### Task description
Give all of the lines again, with nothing added or dropped.

### Data

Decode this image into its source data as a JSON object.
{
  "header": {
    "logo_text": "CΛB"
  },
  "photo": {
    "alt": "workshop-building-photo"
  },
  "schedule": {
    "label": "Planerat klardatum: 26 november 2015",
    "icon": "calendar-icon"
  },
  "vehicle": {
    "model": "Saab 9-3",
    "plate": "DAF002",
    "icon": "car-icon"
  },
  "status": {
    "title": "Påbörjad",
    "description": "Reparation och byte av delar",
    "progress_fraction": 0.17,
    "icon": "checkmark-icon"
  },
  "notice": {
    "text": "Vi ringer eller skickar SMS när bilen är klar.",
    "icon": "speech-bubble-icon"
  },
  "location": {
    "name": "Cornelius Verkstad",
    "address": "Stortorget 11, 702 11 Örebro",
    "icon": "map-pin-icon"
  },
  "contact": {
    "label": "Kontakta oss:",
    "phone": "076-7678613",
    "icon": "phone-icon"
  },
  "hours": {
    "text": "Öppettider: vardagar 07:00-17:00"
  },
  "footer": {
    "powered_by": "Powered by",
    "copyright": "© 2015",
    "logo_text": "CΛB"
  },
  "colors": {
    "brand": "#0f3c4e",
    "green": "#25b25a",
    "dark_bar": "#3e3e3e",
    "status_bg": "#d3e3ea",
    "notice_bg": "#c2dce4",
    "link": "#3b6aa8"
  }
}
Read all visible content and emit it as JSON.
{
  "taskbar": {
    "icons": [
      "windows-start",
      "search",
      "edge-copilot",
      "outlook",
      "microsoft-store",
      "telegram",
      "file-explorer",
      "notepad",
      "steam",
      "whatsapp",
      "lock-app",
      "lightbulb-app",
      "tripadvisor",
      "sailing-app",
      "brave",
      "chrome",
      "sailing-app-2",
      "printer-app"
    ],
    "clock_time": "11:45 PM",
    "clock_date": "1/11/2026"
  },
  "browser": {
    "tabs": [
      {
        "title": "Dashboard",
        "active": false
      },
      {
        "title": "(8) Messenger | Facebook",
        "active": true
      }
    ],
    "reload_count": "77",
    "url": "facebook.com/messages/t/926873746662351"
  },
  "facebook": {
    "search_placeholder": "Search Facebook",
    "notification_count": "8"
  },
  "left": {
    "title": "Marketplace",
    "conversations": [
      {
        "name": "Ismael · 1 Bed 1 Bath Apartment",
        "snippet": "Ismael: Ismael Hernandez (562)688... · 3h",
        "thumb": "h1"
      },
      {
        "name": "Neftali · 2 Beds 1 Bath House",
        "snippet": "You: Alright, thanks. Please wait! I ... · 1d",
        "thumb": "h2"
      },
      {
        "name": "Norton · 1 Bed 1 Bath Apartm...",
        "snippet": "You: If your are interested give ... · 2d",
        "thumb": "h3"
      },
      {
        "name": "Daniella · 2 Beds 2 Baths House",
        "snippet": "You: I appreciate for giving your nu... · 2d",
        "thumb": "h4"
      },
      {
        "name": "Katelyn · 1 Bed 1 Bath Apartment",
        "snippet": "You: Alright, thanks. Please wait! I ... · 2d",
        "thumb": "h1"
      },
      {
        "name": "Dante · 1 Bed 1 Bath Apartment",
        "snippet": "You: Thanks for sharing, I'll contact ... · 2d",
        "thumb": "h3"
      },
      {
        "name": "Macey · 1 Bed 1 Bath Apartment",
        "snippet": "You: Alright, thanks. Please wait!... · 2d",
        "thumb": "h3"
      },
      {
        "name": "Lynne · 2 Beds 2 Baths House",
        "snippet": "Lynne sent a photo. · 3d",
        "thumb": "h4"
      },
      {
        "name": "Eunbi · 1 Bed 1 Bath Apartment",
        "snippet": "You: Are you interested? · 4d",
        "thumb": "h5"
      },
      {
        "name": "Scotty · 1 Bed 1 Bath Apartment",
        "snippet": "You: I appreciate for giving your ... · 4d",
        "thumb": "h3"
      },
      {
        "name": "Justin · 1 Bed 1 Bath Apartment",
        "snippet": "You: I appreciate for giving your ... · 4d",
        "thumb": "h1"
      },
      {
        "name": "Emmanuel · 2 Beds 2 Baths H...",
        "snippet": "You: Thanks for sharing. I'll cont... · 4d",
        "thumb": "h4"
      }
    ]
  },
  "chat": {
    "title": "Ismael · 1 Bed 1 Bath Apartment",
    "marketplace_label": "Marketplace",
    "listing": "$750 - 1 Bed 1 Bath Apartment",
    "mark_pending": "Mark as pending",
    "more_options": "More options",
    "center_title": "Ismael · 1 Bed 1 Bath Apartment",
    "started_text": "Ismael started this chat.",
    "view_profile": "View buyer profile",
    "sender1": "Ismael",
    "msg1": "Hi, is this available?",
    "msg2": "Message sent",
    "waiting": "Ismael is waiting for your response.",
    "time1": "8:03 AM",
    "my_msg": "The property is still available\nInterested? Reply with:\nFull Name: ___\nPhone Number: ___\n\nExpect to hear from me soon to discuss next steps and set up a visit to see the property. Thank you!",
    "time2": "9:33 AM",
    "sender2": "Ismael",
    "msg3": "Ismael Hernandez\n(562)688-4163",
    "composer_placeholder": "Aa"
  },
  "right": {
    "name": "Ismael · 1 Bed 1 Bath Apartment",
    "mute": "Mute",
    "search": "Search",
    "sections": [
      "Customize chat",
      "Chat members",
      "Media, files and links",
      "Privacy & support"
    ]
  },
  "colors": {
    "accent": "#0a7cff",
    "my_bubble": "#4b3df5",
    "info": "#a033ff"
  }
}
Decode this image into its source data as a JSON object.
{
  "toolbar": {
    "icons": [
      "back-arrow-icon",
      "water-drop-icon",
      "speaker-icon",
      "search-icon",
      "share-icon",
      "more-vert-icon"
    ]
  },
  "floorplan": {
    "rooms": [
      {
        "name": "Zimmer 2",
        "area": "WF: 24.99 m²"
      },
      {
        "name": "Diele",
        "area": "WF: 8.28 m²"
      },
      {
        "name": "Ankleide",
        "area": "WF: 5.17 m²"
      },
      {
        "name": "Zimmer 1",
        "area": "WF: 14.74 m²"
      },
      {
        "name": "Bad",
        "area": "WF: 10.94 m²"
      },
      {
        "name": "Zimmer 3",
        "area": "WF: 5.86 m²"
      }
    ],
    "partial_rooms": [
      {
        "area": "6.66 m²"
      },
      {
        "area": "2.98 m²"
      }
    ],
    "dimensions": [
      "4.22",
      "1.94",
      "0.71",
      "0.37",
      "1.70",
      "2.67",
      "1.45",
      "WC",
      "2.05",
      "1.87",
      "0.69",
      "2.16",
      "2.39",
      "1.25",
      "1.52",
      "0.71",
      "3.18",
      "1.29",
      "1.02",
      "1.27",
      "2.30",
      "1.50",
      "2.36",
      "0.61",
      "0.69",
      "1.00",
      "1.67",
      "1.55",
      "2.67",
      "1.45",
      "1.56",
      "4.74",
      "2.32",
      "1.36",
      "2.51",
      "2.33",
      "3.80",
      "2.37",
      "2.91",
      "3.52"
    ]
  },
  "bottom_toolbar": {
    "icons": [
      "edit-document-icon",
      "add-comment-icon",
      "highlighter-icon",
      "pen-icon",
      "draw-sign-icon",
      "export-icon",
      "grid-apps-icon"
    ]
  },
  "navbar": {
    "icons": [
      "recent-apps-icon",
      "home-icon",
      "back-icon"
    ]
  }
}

### Exercise answer
Decode this image into its source data as a JSON object.
{
  "header": {
    "logo_text": "CΛB"
  },
  "photo": {
    "alt": "workshop-building-photo"
  },
  "schedule": {
    "label": "Planerat klardatum: 26 november 2015",
    "icon": "calendar-icon"
  },
  "vehicle": {
    "model": "Saab 9-3",
    "plate": "DAF002",
    "icon": "car-icon"
  },
  "status": {
    "title": "Påbörjad",
    "description": "Reparation och byte av delar",
    "progress_fraction": 0.17,
    "icon": "checkmark-icon"
  },
  "notice": {
    "text": "Vi ringer eller skickar SMS när bilen är klar.",
    "icon": "speech-bubble-icon"
  },
  "location": {
    "name": "Cornelius Verkstad",
    "address": "Stortorget 11, 702 11 Örebro",
    "icon": "map-pin-icon"
  },
  "contact": {
    "label": "Kontakta oss:",
    "phone": "076-7678613",
    "icon": "phone-icon"
  },
  "hours": {
    "text": "Öppettider: vardagar 07:00-17:00"
  },
  "footer": {
    "powered_by": "Powered by",
    "copyright": "© 2015",
    "logo_text": "CΛB"
  },
  "colors": {
    "brand": "#0f3c4e",
    "green": "#25b25a",
    "dark_bar": "#3e3e3e",
    "status_bg": "#d3e3ea",
    "notice_bg": "#c2dce4",
    "link": "#3b6aa8"
  }
}
Read all visible content and emit it as JSON.
{
  "taskbar": {
    "icons": [
      "windows-start",
      "search",
      "edge-copilot",
      "outlook",
      "microsoft-store",
      "telegram",
      "file-explorer",
      "notepad",
      "steam",
      "whatsapp",
      "lock-app",
      "lightbulb-app",
      "tripadvisor",
      "sailing-app",
      "brave",
      "chrome",
      "sailing-app-2",
      "printer-app"
    ],
    "clock_time": "11:45 PM",
    "clock_date": "1/11/2026"
  },
  "browser": {
    "tabs": [
      {
        "title": "Dashboard",
        "active": false
      },
      {
        "title": "(8) Messenger | Facebook",
        "active": true
      }
    ],
    "reload_count": "77",
    "url": "facebook.com/messages/t/926873746662351"
  },
  "facebook": {
    "search_placeholder": "Search Facebook",
    "notification_count": "8"
  },
  "left": {
    "title": "Marketplace",
    "conversations": [
      {
        "name": "Ismael · 1 Bed 1 Bath Apartment",
        "snippet": "Ismael: Ismael Hernandez (562)688... · 3h",
        "thumb": "h1"
      },
      {
        "name": "Neftali · 2 Beds 1 Bath House",
        "snippet": "You: Alright, thanks. Please wait! I ... · 1d",
        "thumb": "h2"
      },
      {
        "name": "Norton · 1 Bed 1 Bath Apartm...",
        "snippet": "You: If your are interested give ... · 2d",
        "thumb": "h3"
      },
      {
        "name": "Daniella · 2 Beds 2 Baths House",
        "snippet": "You: I appreciate for giving your nu... · 2d",
        "thumb": "h4"
      },
      {
        "name": "Katelyn · 1 Bed 1 Bath Apartment",
        "snippet": "You: Alright, thanks. Please wait! I ... · 2d",
        "thumb": "h1"
      },
      {
        "name": "Dante · 1 Bed 1 Bath Apartment",
        "snippet": "You: Thanks for sharing, I'll contact ... · 2d",
        "thumb": "h3"
      },
      {
        "name": "Macey · 1 Bed 1 Bath Apartment",
        "snippet": "You: Alright, thanks. Please wait!... · 2d",
        "thumb": "h3"
      },
      {
        "name": "Lynne · 2 Beds 2 Baths House",
        "snippet": "Lynne sent a photo. · 3d",
        "thumb": "h4"
      },
      {
        "name": "Eunbi · 1 Bed 1 Bath Apartment",
        "snippet": "You: Are you interested? · 4d",
        "thumb": "h5"
      },
      {
        "name": "Scotty · 1 Bed 1 Bath Apartment",
        "snippet": "You: I appreciate for giving your ... · 4d",
        "thumb": "h3"
      },
      {
        "name": "Justin · 1 Bed 1 Bath Apartment",
        "snippet": "You: I appreciate for giving your ... · 4d",
        "thumb": "h1"
      },
      {
        "name": "Emmanuel · 2 Beds 2 Baths H...",
        "snippet": "You: Thanks for sharing. I'll cont... · 4d",
        "thumb": "h4"
      }
    ]
  },
  "chat": {
    "title": "Ismael · 1 Bed 1 Bath Apartment",
    "marketplace_label": "Marketplace",
    "listing": "$750 - 1 Bed 1 Bath Apartment",
    "mark_pending": "Mark as pending",
    "more_options": "More options",
    "center_title": "Ismael · 1 Bed 1 Bath Apartment",
    "started_text": "Ismael started this chat.",
    "view_profile": "View buyer profile",
    "sender1": "Ismael",
    "msg1": "Hi, is this available?",
    "msg2": "Message sent",
    "waiting": "Ismael is waiting for your response.",
    "time1": "8:03 AM",
    "my_msg": "The property is still available\nInterested? Reply with:\nFull Name: ___\nPhone Number: ___\n\nExpect to hear from me soon to discuss next steps and set up a visit to see the property. Thank you!",
    "time2": "9:33 AM",
    "sender2": "Ismael",
    "msg3": "Ismael Hernandez\n(562)688-4163",
    "composer_placeholder": "Aa"
  },
  "right": {
    "name": "Ismael · 1 Bed 1 Bath Apartment",
    "mute": "Mute",
    "search": "Search",
    "sections": [
      "Customize chat",
      "Chat members",
      "Media, files and links",
      "Privacy & support"
    ]
  },
  "colors": {
    "accent": "#0a7cff",
    "my_bubble": "#4b3df5",
    "info": "#a033ff"
  }
}
Decode this image into its source data as a JSON object.
{
  "toolbar": {
    "icons": [
      "back-arrow-icon",
      "water-drop-icon",
      "speaker-icon",
      "search-icon",
      "share-icon",
      "more-vert-icon"
    ]
  },
  "floorplan": {
    "rooms": [
      {
        "name": "Zimmer 2",
        "area": "WF: 24.99 m²"
      },
      {
        "name": "Diele",
        "area": "WF: 8.28 m²"
      },
      {
        "name": "Ankleide",
        "area": "WF: 5.17 m²"
      },
      {
        "name": "Zimmer 1",
        "area": "WF: 14.74 m²"
      },
      {
        "name": "Bad",
        "area": "WF: 10.94 m²"
      },
      {
        "name": "Zimmer 3",
        "area": "WF: 5.86 m²"
      }
    ],
    "partial_rooms": [
      {
        "area": "6.66 m²"
      },
      {
        "area": "2.98 m²"
      }
    ],
    "dimensions": [
      "4.22",
      "1.94",
      "0.71",
      "0.37",
      "1.70",
      "2.67",
      "1.45",
      "WC",
      "2.05",
      "1.87",
      "0.69",
      "2.16",
      "2.39",
      "1.25",
      "1.52",
      "0.71",
      "3.18",
      "1.29",
      "1.02",
      "1.27",
      "2.30",
      "1.50",
      "2.36",
      "0.61",
      "0.69",
      "1.00",
      "1.67",
      "1.55",
      "2.67",
      "1.45",
      "1.56",
      "4.74",
      "2.32",
      "1.36",
      "2.51",
      "2.33",
      "3.80",
      "2.37",
      "2.91",
      "3.52"
    ]
  },
  "bottom_toolbar": {
    "icons": [
      "edit-document-icon",
      "add-comment-icon",
      "highlighter-icon",
      "pen-icon",
      "draw-sign-icon",
      "export-icon",
      "grid-apps-icon"
    ]
  },
  "navbar": {
    "icons": [
      "recent-apps-icon",
      "home-icon",
      "back-icon"
    ]
  }
}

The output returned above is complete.